> Task:
Would you pull out every line of the material that contains the string "kalan"?
--------------------------------------------------
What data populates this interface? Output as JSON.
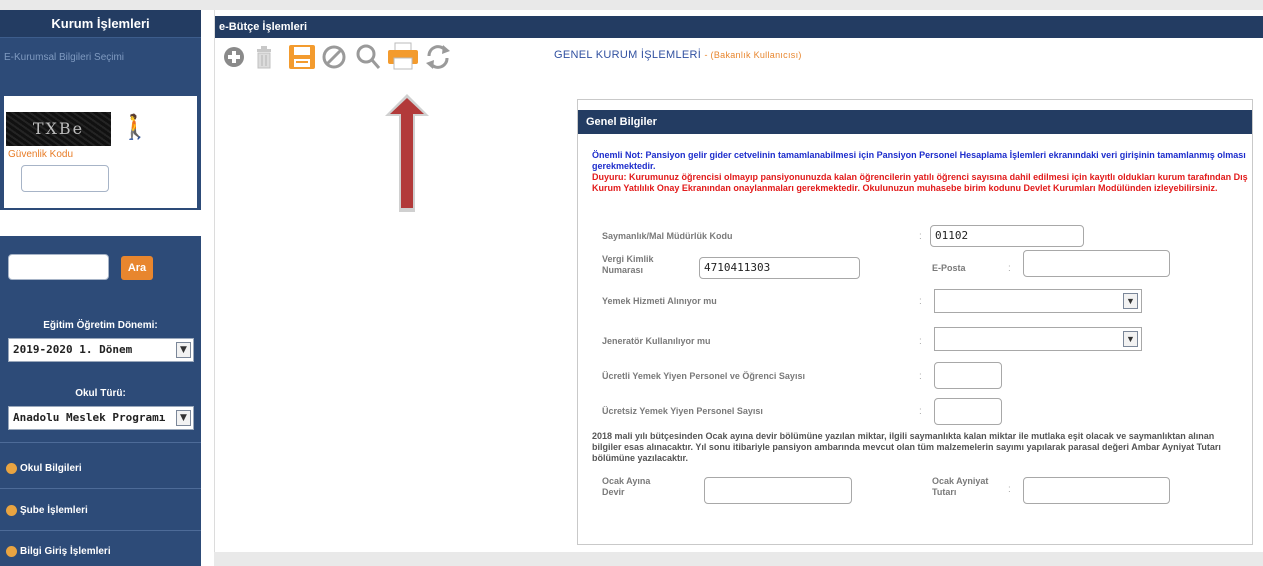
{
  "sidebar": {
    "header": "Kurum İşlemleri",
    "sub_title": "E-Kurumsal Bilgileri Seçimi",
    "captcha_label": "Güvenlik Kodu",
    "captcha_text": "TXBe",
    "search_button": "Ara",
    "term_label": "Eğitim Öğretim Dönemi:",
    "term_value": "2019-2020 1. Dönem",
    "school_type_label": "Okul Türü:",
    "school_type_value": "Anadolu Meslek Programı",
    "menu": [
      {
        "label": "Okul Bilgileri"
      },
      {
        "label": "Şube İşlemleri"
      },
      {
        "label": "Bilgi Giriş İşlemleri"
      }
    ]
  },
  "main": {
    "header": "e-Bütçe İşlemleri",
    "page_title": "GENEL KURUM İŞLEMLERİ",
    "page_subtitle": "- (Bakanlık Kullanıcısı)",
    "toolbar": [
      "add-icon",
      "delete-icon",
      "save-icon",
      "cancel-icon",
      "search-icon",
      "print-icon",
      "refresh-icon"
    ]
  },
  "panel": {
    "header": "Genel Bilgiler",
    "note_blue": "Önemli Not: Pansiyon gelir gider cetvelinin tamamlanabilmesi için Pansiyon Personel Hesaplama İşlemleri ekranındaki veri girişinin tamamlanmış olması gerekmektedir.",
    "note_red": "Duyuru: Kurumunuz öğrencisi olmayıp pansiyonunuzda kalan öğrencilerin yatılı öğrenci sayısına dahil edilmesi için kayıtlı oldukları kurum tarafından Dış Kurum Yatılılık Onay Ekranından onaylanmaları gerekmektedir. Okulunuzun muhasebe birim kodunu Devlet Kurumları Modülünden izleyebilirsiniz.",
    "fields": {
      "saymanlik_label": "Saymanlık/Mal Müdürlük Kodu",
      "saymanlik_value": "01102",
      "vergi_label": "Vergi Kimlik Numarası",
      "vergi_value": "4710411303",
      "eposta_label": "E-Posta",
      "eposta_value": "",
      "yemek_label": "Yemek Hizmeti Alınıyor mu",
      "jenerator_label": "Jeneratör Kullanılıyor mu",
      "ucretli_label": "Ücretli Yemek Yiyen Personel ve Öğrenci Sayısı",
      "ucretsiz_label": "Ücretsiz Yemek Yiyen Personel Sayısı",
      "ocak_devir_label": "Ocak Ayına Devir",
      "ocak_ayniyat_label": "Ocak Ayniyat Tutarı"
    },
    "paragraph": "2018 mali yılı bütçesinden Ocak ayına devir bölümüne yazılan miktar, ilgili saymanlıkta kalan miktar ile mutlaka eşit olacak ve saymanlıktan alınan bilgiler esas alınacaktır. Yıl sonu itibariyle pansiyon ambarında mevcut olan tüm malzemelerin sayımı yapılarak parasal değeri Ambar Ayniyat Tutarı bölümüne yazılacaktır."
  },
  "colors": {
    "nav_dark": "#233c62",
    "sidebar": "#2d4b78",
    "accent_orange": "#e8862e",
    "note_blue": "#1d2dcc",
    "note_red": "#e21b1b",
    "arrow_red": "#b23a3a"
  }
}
--------------------------------------------------
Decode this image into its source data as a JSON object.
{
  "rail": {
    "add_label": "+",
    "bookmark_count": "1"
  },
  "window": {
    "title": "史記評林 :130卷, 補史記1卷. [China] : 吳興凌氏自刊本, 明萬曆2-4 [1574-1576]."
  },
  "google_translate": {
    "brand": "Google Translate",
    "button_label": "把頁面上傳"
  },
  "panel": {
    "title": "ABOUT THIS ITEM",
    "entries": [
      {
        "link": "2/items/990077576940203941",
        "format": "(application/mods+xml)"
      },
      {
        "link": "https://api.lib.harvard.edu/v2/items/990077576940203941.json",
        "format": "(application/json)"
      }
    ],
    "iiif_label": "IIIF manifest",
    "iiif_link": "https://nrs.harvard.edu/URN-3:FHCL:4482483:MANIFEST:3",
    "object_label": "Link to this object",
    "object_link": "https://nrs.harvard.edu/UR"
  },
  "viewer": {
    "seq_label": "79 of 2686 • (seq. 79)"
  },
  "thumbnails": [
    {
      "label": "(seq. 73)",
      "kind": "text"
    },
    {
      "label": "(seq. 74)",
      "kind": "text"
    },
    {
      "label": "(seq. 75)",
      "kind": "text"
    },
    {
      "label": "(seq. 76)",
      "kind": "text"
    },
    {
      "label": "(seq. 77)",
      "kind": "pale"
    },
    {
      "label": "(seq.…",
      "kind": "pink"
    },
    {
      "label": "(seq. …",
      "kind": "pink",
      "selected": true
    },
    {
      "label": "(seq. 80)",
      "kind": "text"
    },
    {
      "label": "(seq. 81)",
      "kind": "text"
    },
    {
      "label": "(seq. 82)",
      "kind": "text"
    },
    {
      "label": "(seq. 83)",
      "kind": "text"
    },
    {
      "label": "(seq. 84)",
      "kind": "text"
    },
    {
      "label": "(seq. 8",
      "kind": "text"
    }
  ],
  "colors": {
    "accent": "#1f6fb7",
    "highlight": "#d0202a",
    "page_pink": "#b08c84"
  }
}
--------------------------------------------------
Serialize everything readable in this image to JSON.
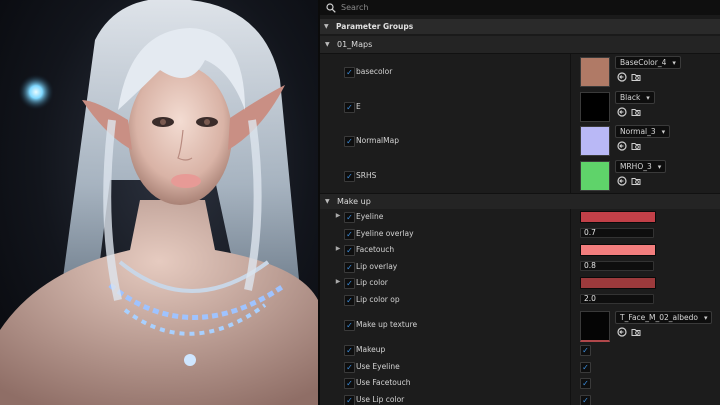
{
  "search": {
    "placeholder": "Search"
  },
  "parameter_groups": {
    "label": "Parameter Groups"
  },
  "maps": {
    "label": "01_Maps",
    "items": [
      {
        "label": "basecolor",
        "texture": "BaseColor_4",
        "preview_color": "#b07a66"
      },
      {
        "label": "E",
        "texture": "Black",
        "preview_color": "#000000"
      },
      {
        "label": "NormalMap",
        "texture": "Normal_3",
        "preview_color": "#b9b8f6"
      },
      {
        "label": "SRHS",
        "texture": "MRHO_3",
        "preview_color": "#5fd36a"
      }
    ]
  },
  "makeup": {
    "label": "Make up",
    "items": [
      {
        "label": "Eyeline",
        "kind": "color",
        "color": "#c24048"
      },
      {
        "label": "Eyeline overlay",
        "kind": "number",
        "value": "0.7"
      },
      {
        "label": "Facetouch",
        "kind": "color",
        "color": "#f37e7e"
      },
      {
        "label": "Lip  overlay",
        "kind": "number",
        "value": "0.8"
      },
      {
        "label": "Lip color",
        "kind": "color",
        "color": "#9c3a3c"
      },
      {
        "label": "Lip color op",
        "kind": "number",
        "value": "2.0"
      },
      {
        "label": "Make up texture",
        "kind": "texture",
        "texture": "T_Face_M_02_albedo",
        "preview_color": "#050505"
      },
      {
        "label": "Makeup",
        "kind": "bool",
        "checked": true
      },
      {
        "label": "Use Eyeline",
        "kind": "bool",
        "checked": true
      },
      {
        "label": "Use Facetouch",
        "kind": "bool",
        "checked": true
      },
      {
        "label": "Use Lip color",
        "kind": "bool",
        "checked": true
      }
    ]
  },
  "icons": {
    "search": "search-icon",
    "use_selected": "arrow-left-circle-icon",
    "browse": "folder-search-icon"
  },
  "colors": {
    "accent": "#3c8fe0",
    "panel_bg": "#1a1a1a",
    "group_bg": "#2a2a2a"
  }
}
--------------------------------------------------
> Answer to this task:
    "note_red": "Duyuru: Kurumunuz öğrencisi olmayıp pansiyonunuzda kalan öğrencilerin yatılı öğrenci sayısına dahil edilmesi için kayıtlı oldukları kurum tarafından Dış Kurum Yatılılık Onay Ekranından onaylanmaları gerekmektedir. Okulunuzun muhasebe birim kodunu Devlet Kurumları Modülünden izleyebilirsiniz.",
    "paragraph": "2018 mali yılı bütçesinden Ocak ayına devir bölümüne yazılan miktar, ilgili saymanlıkta kalan miktar ile mutlaka eşit olacak ve saymanlıktan alınan bilgiler esas alınacaktır. Yıl sonu itibariyle pansiyon ambarında mevcut olan tüm malzemelerin sayımı yapılarak parasal değeri Ambar Ayniyat Tutarı bölümüne yazılacaktır."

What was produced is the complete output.